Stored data
==*==

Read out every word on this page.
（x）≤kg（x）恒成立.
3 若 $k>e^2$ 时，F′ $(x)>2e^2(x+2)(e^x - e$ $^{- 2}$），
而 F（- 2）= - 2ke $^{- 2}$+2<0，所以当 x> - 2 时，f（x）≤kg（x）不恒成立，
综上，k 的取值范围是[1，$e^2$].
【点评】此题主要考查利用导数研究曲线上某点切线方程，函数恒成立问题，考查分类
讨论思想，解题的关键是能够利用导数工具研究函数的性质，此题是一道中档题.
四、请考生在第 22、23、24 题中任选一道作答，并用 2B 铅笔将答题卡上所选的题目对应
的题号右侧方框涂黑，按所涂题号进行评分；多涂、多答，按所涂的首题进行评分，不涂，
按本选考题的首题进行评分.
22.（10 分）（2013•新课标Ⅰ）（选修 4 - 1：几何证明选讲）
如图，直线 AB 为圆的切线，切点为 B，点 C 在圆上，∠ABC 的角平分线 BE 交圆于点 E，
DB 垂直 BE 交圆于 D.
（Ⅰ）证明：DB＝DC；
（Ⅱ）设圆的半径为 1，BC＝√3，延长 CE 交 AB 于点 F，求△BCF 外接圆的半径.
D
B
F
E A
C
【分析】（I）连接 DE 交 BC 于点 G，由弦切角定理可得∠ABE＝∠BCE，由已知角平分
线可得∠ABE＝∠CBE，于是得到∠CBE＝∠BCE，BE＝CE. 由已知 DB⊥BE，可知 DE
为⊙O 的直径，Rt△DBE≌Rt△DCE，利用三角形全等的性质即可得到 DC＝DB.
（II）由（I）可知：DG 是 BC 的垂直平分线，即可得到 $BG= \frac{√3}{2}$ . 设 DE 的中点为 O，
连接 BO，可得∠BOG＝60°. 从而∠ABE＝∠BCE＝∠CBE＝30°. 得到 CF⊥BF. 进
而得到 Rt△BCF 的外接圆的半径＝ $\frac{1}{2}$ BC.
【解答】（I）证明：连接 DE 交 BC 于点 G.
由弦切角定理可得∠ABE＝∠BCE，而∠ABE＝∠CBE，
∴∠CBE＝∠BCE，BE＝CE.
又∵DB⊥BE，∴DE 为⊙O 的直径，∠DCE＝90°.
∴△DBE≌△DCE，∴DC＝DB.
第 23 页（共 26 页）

==*==

#### Task to complete
Make a verbatim copy of every entry shown above.

#### Exercise answer
Read out every word on this page.
（x）≤kg（x）恒成立.
3 若 $k>e^2$ 时，F′ $(x)>2e^2(x+2)(e^x - e$ $^{- 2}$），
而 F（- 2）= - 2ke $^{- 2}$+2<0，所以当 x> - 2 时，f（x）≤kg（x）不恒成立，
综上，k 的取值范围是[1，$e^2$].
【点评】此题主要考查利用导数研究曲线上某点切线方程，函数恒成立问题，考查分类
讨论思想，解题的关键是能够利用导数工具研究函数的性质，此题是一道中档题.
四、请考生在第 22、23、24 题中任选一道作答，并用 2B 铅笔将答题卡上所选的题目对应
的题号右侧方框涂黑，按所涂题号进行评分；多涂、多答，按所涂的首题进行评分，不涂，
按本选考题的首题进行评分.
22.（10 分）（2013•新课标Ⅰ）（选修 4 - 1：几何证明选讲）
如图，直线 AB 为圆的切线，切点为 B，点 C 在圆上，∠ABC 的角平分线 BE 交圆于点 E，
DB 垂直 BE 交圆于 D.
（Ⅰ）证明：DB＝DC；
（Ⅱ）设圆的半径为 1，BC＝√3，延长 CE 交 AB 于点 F，求△BCF 外接圆的半径.
D
B
F
E A
C
【分析】（I）连接 DE 交 BC 于点 G，由弦切角定理可得∠ABE＝∠BCE，由已知角平分
线可得∠ABE＝∠CBE，于是得到∠CBE＝∠BCE，BE＝CE. 由已知 DB⊥BE，可知 DE
为⊙O 的直径，Rt△DBE≌Rt△DCE，利用三角形全等的性质即可得到 DC＝DB.
（II）由（I）可知：DG 是 BC 的垂直平分线，即可得到 $BG= \frac{√3}{2}$ . 设 DE 的中点为 O，
连接 BO，可得∠BOG＝60°. 从而∠ABE＝∠BCE＝∠CBE＝30°. 得到 CF⊥BF. 进
而得到 Rt△BCF 的外接圆的半径＝ $\frac{1}{2}$ BC.
【解答】（I）证明：连接 DE 交 BC 于点 G.
由弦切角定理可得∠ABE＝∠BCE，而∠ABE＝∠CBE，
∴∠CBE＝∠BCE，BE＝CE.
又∵DB⊥BE，∴DE 为⊙O 的直径，∠DCE＝90°.
∴△DBE≌△DCE，∴DC＝DB.
第 23 页（共 26 页）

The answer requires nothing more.